◆ **TASK INPUTS**
━━━━━━━━━━━━━━━━━━━━

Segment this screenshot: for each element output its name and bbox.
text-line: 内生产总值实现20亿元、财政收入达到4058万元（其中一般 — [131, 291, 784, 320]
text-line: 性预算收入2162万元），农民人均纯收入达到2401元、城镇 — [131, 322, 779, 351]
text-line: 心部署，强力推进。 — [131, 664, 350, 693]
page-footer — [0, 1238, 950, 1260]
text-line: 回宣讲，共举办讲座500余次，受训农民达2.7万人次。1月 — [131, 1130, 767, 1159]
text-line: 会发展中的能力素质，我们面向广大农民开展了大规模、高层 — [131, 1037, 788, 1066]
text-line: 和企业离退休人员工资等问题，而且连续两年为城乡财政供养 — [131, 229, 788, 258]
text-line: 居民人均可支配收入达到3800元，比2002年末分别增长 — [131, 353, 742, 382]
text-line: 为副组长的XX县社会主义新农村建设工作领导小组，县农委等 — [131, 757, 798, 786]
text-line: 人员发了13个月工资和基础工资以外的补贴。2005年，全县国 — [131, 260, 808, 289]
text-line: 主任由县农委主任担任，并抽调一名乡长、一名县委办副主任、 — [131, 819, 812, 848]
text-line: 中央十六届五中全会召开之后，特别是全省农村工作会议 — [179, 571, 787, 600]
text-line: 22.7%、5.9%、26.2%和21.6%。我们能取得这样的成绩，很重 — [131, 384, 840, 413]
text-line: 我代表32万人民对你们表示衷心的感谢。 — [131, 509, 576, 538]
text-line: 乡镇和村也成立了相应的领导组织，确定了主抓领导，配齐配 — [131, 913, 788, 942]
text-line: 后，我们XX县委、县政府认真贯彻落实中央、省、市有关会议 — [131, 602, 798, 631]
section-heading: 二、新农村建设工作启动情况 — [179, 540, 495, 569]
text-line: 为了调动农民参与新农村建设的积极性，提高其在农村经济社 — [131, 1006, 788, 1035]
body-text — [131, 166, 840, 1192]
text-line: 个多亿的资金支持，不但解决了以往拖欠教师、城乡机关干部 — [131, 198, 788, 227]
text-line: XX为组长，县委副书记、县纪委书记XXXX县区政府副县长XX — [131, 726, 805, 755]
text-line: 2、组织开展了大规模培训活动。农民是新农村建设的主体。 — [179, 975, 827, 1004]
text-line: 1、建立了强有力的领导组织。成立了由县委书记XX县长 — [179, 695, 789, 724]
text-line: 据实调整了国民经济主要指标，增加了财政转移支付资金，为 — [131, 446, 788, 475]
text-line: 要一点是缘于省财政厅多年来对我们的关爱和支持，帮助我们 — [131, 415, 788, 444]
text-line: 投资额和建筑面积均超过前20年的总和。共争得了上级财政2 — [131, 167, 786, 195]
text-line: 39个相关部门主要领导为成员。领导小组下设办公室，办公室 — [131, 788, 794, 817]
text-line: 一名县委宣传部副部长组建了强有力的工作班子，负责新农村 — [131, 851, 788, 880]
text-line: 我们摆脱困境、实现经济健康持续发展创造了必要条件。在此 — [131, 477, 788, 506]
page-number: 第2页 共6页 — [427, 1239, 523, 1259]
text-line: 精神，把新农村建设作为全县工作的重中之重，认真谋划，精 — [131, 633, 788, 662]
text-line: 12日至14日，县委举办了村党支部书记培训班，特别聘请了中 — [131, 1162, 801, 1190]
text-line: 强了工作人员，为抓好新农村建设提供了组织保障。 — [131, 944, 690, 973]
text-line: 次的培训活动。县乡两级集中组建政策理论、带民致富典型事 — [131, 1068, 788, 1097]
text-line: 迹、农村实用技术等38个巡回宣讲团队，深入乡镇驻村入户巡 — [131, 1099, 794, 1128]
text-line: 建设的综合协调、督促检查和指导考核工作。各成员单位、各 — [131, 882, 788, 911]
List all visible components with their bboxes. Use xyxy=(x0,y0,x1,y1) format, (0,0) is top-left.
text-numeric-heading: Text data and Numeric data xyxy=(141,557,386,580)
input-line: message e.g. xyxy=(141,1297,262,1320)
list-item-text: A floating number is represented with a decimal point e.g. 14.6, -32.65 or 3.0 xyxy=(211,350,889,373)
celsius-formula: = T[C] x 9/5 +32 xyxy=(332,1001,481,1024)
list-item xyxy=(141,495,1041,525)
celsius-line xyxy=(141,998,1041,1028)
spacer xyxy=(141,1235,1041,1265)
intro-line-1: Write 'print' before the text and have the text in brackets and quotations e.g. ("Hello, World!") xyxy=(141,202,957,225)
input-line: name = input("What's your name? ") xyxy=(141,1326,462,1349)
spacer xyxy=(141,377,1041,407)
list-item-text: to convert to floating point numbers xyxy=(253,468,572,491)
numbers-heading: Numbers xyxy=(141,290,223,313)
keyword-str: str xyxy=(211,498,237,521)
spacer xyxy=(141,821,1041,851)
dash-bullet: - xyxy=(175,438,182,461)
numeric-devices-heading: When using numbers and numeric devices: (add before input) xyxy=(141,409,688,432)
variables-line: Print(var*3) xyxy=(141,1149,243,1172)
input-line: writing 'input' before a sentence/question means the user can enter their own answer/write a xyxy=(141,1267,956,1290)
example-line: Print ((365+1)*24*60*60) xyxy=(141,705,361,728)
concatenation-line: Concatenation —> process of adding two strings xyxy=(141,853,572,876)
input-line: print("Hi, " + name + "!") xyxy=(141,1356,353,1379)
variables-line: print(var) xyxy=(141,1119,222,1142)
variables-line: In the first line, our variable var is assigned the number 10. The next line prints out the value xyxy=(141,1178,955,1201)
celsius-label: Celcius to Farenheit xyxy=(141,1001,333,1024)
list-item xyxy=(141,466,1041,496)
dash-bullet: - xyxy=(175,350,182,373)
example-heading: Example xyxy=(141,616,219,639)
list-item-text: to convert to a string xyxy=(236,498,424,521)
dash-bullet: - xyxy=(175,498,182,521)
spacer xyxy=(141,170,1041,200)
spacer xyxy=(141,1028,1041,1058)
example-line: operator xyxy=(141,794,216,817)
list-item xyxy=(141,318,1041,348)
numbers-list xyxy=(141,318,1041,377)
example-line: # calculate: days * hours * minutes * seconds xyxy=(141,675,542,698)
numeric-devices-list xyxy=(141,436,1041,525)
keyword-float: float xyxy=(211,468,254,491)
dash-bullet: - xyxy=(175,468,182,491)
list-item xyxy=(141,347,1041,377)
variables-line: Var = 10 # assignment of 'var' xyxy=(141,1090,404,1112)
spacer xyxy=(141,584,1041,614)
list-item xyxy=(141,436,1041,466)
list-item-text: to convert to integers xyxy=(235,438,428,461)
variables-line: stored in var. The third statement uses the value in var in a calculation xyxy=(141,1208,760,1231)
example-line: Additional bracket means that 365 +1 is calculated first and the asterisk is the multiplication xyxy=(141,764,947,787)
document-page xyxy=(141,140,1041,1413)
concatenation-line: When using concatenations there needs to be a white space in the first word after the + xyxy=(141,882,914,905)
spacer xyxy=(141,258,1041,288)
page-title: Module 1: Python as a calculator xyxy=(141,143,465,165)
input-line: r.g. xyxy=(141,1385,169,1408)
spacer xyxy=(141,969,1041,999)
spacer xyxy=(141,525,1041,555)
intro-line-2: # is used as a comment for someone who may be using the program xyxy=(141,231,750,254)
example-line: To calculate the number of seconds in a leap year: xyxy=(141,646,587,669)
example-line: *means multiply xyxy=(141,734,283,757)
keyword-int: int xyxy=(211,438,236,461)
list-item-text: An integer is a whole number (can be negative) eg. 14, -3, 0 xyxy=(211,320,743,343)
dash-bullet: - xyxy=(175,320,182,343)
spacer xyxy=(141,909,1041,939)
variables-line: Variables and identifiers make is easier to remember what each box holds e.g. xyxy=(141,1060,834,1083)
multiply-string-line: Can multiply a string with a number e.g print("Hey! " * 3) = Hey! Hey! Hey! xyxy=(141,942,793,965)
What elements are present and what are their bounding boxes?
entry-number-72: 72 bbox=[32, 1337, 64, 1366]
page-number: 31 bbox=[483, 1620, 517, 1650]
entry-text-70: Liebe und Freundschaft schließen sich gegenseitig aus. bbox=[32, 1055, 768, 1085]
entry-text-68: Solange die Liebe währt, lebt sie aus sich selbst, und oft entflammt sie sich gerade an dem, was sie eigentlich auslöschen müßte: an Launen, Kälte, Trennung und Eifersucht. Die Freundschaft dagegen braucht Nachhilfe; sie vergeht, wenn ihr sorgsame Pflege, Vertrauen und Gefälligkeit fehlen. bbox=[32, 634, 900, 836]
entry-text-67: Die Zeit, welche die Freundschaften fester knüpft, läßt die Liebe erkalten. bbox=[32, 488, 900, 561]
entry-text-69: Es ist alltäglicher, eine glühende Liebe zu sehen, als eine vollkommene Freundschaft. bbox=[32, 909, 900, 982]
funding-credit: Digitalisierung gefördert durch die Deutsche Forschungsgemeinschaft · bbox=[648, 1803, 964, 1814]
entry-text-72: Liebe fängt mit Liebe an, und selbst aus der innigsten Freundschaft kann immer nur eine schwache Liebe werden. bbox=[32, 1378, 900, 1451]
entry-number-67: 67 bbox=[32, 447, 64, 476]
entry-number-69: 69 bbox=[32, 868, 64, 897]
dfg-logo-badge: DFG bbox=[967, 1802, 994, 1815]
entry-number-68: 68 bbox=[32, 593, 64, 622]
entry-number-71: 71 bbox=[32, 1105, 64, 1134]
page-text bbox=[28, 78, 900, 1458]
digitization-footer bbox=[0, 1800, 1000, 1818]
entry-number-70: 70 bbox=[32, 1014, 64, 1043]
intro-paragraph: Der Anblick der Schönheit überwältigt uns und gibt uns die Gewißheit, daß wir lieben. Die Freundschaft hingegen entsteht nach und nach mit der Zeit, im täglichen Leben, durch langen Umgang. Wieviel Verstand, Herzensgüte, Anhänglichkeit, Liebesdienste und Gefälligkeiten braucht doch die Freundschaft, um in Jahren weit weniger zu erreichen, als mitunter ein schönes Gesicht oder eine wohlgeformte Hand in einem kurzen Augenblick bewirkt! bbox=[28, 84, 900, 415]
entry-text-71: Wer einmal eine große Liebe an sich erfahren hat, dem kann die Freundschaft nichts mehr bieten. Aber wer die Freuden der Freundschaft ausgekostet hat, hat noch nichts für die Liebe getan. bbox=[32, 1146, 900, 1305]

━━━━━━━━━━━━━━━━━━━━

◆ **PROBLEM**
Copy out everything from the start of the records down to the line containing "text-line: 为副组长的XX县社会主义新农村建设工作领导小组，县农委等 —", with both ends included and no change to any line.

◆ **TASK SOLUTION**
Segment this screenshot: for each element output its name and bbox.
text-line: 内生产总值实现20亿元、财政收入达到4058万元（其中一般 — [131, 291, 784, 320]
text-line: 性预算收入2162万元），农民人均纯收入达到2401元、城镇 — [131, 322, 779, 351]
text-line: 心部署，强力推进。 — [131, 664, 350, 693]
page-footer — [0, 1238, 950, 1260]
text-line: 回宣讲，共举办讲座500余次，受训农民达2.7万人次。1月 — [131, 1130, 767, 1159]
text-line: 会发展中的能力素质，我们面向广大农民开展了大规模、高层 — [131, 1037, 788, 1066]
text-line: 和企业离退休人员工资等问题，而且连续两年为城乡财政供养 — [131, 229, 788, 258]
text-line: 居民人均可支配收入达到3800元，比2002年末分别增长 — [131, 353, 742, 382]
text-line: 为副组长的XX县社会主义新农村建设工作领导小组，县农委等 — [131, 757, 798, 786]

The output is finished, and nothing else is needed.